:: Dataset rows ::
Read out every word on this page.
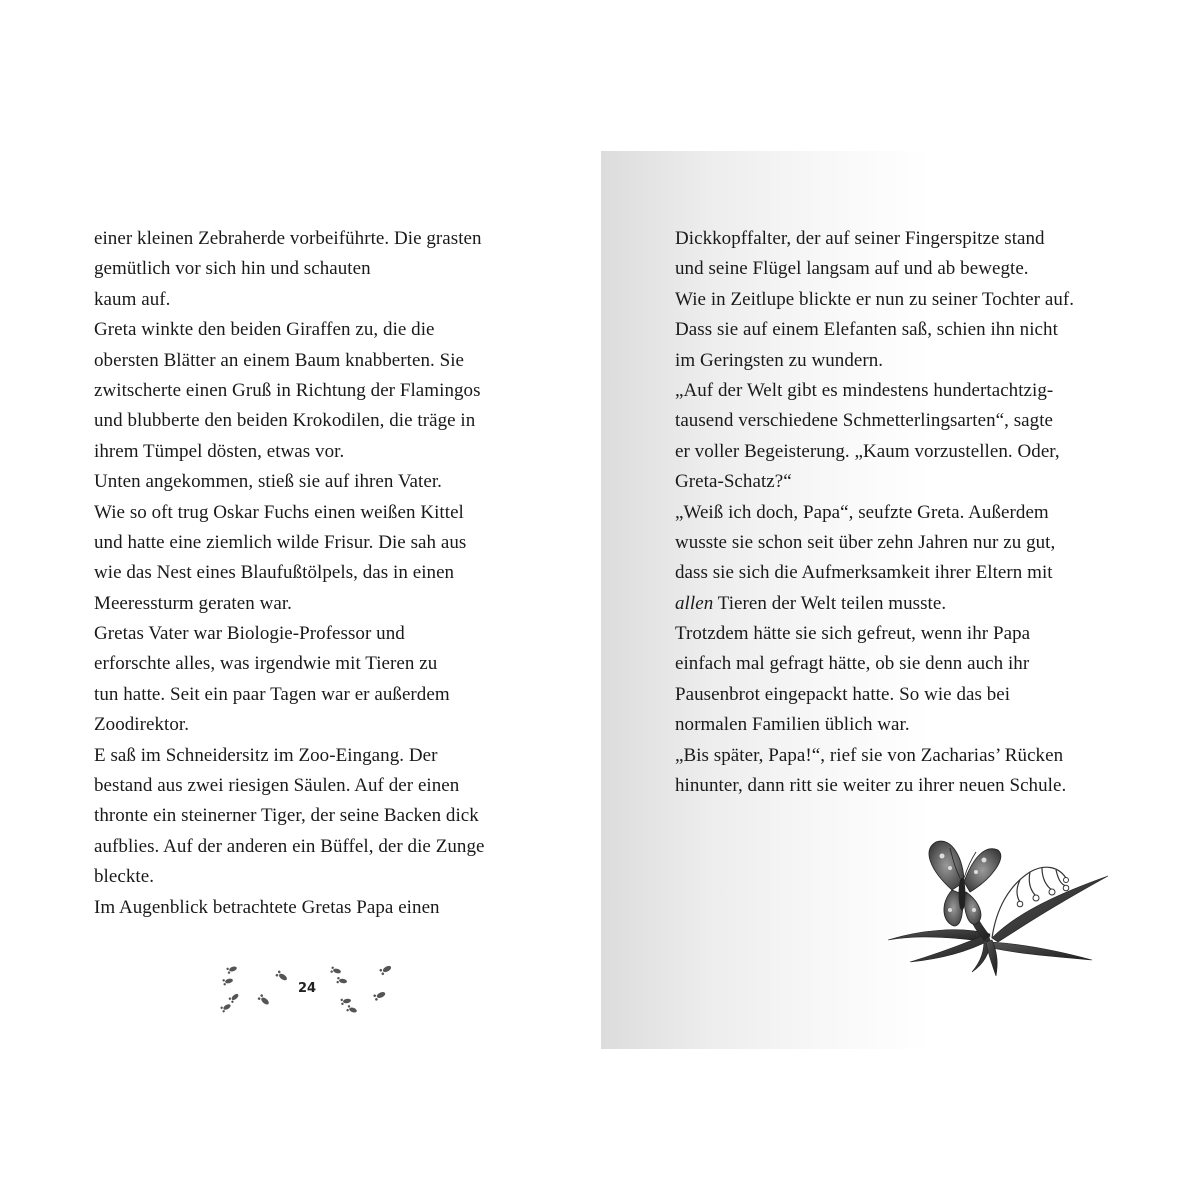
einer kleinen Zebraherde vorbeiführte. Die grasten
gemütlich vor sich hin und schauten
kaum auf.
Greta winkte den beiden Giraffen zu, die die
obersten Blätter an einem Baum knabberten. Sie
zwitscherte einen Gruß in Richtung der Flamingos
und blubberte den beiden Krokodilen, die träge in
ihrem Tümpel dösten, etwas vor.
Unten angekommen, stieß sie auf ihren Vater.
Wie so oft trug Oskar Fuchs einen weißen Kittel
und hatte eine ziemlich wilde Frisur. Die sah aus
wie das Nest eines Blaufußtölpels, das in einen
Meeressturm geraten war.
Gretas Vater war Biologie-Professor und
erforschte alles, was irgendwie mit Tieren zu
tun hatte. Seit ein paar Tagen war er außerdem
Zoodirektor.
E saß im Schneidersitz im Zoo-Eingang. Der
bestand aus zwei riesigen Säulen. Auf der einen
thronte ein steinerner Tiger, der seine Backen dick
aufblies. Auf der anderen ein Büffel, der die Zunge
bleckte.
Im Augenblick betrachtete Gretas Papa einen
24
Dickkopffalter, der auf seiner Fingerspitze stand
und seine Flügel langsam auf und ab bewegte.
Wie in Zeitlupe blickte er nun zu seiner Tochter auf.
Dass sie auf einem Elefanten saß, schien ihn nicht
im Geringsten zu wundern.
„Auf der Welt gibt es mindestens hundertachtzig-
tausend verschiedene Schmetterlingsarten“, sagte
er voller Begeisterung. „Kaum vorzustellen. Oder,
Greta-Schatz?“
„Weiß ich doch, Papa“, seufzte Greta. Außerdem
wusste sie schon seit über zehn Jahren nur zu gut,
dass sie sich die Aufmerksamkeit ihrer Eltern mit
allen Tieren der Welt teilen musste.
Trotzdem hätte sie sich gefreut, wenn ihr Papa
einfach mal gefragt hätte, ob sie denn auch ihr
Pausenbrot eingepackt hatte. So wie das bei
normalen Familien üblich war.
„Bis später, Papa!“, rief sie von Zacharias’ Rücken
hinunter, dann ritt sie weiter zu ihrer neuen Schule.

:: Goal ::
Print the entries above exactly, taking out only the pictures.

:: Answer for the task ::
Read out every word on this page.
einer kleinen Zebraherde vorbeiführte. Die grasten
gemütlich vor sich hin und schauten
kaum auf.
Greta winkte den beiden Giraffen zu, die die
obersten Blätter an einem Baum knabberten. Sie
zwitscherte einen Gruß in Richtung der Flamingos
und blubberte den beiden Krokodilen, die träge in
ihrem Tümpel dösten, etwas vor.
Unten angekommen, stieß sie auf ihren Vater.
Wie so oft trug Oskar Fuchs einen weißen Kittel
und hatte eine ziemlich wilde Frisur. Die sah aus
wie das Nest eines Blaufußtölpels, das in einen
Meeressturm geraten war.
Gretas Vater war Biologie-Professor und
erforschte alles, was irgendwie mit Tieren zu
tun hatte. Seit ein paar Tagen war er außerdem
Zoodirektor.
E saß im Schneidersitz im Zoo-Eingang. Der
bestand aus zwei riesigen Säulen. Auf der einen
thronte ein steinerner Tiger, der seine Backen dick
aufblies. Auf der anderen ein Büffel, der die Zunge
bleckte.
Im Augenblick betrachtete Gretas Papa einen
24
Dickkopffalter, der auf seiner Fingerspitze stand
und seine Flügel langsam auf und ab bewegte.
Wie in Zeitlupe blickte er nun zu seiner Tochter auf.
Dass sie auf einem Elefanten saß, schien ihn nicht
im Geringsten zu wundern.
„Auf der Welt gibt es mindestens hundertachtzig-
tausend verschiedene Schmetterlingsarten“, sagte
er voller Begeisterung. „Kaum vorzustellen. Oder,
Greta-Schatz?“
„Weiß ich doch, Papa“, seufzte Greta. Außerdem
wusste sie schon seit über zehn Jahren nur zu gut,
dass sie sich die Aufmerksamkeit ihrer Eltern mit
allen Tieren der Welt teilen musste.
Trotzdem hätte sie sich gefreut, wenn ihr Papa
einfach mal gefragt hätte, ob sie denn auch ihr
Pausenbrot eingepackt hatte. So wie das bei
normalen Familien üblich war.
„Bis später, Papa!“, rief sie von Zacharias’ Rücken
hinunter, dann ritt sie weiter zu ihrer neuen Schule.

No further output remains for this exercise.